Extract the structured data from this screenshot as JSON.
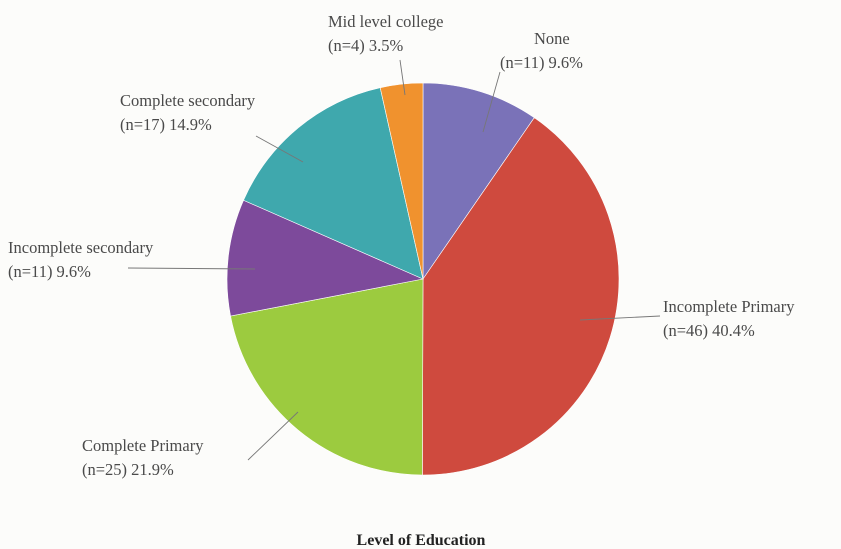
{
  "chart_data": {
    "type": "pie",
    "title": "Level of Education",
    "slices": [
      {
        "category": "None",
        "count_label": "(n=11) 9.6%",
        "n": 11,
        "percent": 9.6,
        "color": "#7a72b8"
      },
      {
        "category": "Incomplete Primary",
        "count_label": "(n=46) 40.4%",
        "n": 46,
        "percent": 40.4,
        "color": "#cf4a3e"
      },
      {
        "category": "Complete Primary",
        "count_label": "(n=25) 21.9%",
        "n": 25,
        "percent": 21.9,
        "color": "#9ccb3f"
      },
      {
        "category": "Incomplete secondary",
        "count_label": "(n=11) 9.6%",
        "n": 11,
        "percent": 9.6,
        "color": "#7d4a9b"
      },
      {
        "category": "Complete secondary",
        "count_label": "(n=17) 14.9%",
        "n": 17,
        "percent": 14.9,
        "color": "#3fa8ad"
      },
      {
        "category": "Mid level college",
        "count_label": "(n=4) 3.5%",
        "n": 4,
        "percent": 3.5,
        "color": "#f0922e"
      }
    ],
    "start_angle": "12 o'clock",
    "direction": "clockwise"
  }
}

● TASK OBJECTIVE
All the records need to be repeated exactly, with the images dropped.

● ANSWER BELOW
Extract the structured data from this screenshot as JSON.
{
  "chart_data": {
    "type": "pie",
    "title": "Level of Education",
    "slices": [
      {
        "category": "None",
        "count_label": "(n=11) 9.6%",
        "n": 11,
        "percent": 9.6,
        "color": "#7a72b8"
      },
      {
        "category": "Incomplete Primary",
        "count_label": "(n=46) 40.4%",
        "n": 46,
        "percent": 40.4,
        "color": "#cf4a3e"
      },
      {
        "category": "Complete Primary",
        "count_label": "(n=25) 21.9%",
        "n": 25,
        "percent": 21.9,
        "color": "#9ccb3f"
      },
      {
        "category": "Incomplete secondary",
        "count_label": "(n=11) 9.6%",
        "n": 11,
        "percent": 9.6,
        "color": "#7d4a9b"
      },
      {
        "category": "Complete secondary",
        "count_label": "(n=17) 14.9%",
        "n": 17,
        "percent": 14.9,
        "color": "#3fa8ad"
      },
      {
        "category": "Mid level college",
        "count_label": "(n=4) 3.5%",
        "n": 4,
        "percent": 3.5,
        "color": "#f0922e"
      }
    ],
    "start_angle": "12 o'clock",
    "direction": "clockwise"
  }
}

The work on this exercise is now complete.